Aim of the task: In the entries below, find every line with "JSON" and copy it.

********

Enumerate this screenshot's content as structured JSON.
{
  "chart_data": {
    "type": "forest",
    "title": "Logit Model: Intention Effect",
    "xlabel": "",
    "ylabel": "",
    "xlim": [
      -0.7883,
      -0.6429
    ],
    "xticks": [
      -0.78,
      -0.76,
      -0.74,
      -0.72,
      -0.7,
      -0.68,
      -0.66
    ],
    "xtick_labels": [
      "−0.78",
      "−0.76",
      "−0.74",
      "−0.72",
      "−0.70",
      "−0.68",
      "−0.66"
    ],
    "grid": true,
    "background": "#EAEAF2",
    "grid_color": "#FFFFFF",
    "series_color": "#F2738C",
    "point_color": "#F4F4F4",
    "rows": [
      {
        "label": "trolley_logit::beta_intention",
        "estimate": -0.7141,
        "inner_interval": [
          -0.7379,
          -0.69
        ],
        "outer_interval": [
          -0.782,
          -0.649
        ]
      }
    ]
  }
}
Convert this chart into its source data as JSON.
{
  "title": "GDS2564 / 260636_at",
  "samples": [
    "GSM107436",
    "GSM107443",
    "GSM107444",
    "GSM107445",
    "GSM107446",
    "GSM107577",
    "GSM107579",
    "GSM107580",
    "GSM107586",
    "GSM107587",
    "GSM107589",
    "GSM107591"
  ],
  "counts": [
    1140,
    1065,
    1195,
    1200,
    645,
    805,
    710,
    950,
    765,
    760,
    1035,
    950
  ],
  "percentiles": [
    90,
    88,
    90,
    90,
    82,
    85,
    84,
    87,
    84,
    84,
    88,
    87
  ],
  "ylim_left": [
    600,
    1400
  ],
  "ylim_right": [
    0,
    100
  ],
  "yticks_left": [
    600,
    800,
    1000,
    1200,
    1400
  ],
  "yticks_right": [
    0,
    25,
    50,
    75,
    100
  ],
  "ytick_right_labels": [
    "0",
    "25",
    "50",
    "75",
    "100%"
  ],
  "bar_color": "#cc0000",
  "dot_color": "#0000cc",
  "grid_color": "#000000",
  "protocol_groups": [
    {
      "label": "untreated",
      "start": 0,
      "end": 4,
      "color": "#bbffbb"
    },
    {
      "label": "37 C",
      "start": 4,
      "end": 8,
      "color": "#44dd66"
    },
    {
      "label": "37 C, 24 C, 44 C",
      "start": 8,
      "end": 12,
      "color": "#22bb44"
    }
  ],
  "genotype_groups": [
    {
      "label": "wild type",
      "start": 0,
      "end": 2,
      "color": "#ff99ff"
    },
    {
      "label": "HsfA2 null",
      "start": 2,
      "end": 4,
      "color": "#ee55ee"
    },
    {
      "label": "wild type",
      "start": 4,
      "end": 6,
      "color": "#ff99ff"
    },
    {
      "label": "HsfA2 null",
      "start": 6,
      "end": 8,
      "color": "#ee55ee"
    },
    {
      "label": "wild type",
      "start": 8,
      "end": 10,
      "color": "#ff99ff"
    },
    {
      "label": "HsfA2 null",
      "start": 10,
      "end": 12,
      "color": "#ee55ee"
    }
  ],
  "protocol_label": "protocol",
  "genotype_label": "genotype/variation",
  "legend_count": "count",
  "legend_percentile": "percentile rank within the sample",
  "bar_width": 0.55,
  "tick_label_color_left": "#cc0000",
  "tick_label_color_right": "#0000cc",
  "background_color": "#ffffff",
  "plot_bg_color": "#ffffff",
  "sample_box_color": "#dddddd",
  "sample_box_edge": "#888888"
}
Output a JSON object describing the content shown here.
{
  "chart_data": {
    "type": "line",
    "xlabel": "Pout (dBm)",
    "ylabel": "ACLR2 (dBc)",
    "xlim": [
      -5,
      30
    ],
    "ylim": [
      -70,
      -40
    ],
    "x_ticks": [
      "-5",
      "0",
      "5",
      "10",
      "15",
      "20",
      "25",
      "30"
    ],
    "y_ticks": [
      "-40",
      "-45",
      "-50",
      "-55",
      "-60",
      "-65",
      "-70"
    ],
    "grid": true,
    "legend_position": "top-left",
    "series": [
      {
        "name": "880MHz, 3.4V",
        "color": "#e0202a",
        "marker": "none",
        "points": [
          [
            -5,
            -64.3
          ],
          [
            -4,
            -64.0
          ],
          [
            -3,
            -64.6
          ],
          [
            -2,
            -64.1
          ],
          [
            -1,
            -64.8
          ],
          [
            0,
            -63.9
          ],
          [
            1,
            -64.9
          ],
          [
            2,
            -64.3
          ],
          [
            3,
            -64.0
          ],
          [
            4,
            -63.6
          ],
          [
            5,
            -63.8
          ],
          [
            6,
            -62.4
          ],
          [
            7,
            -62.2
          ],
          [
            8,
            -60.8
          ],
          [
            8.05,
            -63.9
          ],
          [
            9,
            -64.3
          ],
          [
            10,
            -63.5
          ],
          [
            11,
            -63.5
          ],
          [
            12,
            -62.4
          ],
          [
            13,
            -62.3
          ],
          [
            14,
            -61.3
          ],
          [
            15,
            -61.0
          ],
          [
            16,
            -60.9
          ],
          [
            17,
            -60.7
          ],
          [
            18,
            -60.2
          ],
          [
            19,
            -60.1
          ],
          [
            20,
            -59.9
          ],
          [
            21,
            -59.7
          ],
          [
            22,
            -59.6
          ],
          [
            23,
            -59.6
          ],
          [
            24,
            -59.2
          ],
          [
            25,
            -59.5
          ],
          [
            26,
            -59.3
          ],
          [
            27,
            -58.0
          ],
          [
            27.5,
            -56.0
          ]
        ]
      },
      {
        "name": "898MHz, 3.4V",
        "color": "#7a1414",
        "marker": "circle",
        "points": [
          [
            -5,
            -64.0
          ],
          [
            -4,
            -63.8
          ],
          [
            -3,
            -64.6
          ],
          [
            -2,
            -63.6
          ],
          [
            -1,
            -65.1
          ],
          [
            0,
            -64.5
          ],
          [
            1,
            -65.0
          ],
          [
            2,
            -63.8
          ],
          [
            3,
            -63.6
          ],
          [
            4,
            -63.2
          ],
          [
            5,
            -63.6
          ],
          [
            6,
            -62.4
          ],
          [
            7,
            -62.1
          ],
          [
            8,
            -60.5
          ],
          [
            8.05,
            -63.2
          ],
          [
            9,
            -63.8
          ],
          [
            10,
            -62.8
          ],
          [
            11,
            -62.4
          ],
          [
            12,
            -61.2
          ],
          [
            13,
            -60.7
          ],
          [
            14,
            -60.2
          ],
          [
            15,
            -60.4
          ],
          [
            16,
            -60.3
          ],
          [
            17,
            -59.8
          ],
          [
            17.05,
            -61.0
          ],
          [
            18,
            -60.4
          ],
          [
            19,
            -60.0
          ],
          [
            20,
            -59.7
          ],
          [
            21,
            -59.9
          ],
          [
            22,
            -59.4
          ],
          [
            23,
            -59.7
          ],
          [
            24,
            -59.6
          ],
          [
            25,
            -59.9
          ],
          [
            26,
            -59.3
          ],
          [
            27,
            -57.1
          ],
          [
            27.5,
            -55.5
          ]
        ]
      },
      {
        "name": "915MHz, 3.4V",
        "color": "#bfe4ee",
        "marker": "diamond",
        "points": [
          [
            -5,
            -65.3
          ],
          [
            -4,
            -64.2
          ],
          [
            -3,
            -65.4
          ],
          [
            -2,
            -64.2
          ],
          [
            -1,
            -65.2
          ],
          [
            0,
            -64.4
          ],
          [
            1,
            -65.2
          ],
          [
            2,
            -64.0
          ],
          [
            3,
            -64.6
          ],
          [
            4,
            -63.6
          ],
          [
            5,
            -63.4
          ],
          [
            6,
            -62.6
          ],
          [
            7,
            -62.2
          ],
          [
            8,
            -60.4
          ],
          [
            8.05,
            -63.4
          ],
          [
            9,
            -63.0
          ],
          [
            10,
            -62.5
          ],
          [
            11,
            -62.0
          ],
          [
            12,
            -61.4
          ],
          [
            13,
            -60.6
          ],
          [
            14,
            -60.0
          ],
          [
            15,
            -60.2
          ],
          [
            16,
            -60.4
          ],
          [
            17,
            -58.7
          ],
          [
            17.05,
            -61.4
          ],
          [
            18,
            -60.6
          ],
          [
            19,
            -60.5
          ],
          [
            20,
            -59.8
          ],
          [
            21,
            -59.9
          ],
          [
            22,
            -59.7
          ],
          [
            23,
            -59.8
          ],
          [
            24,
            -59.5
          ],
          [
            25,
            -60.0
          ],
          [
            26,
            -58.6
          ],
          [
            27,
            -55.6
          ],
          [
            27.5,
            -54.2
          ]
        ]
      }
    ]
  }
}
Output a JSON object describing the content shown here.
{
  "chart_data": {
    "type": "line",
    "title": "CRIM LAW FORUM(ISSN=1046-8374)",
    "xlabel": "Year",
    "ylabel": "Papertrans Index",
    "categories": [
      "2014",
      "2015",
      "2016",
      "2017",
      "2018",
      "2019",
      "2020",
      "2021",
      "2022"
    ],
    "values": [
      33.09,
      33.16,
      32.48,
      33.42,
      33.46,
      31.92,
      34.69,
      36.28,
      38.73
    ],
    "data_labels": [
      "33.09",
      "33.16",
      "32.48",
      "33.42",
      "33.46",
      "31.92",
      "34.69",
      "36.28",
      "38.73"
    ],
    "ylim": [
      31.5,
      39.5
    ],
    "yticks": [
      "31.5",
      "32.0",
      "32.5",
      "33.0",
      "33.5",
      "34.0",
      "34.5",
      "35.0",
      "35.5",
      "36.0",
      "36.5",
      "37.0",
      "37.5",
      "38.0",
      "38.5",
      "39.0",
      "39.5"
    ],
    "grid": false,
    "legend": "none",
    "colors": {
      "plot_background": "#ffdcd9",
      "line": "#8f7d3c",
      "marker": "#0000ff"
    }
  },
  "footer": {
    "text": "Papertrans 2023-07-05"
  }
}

********

Answer to this exercise:
Enumerate this screenshot's content as structured JSON.
Convert this chart into its source data as JSON.
Output a JSON object describing the content shown here.
Output a JSON object describing the content shown here.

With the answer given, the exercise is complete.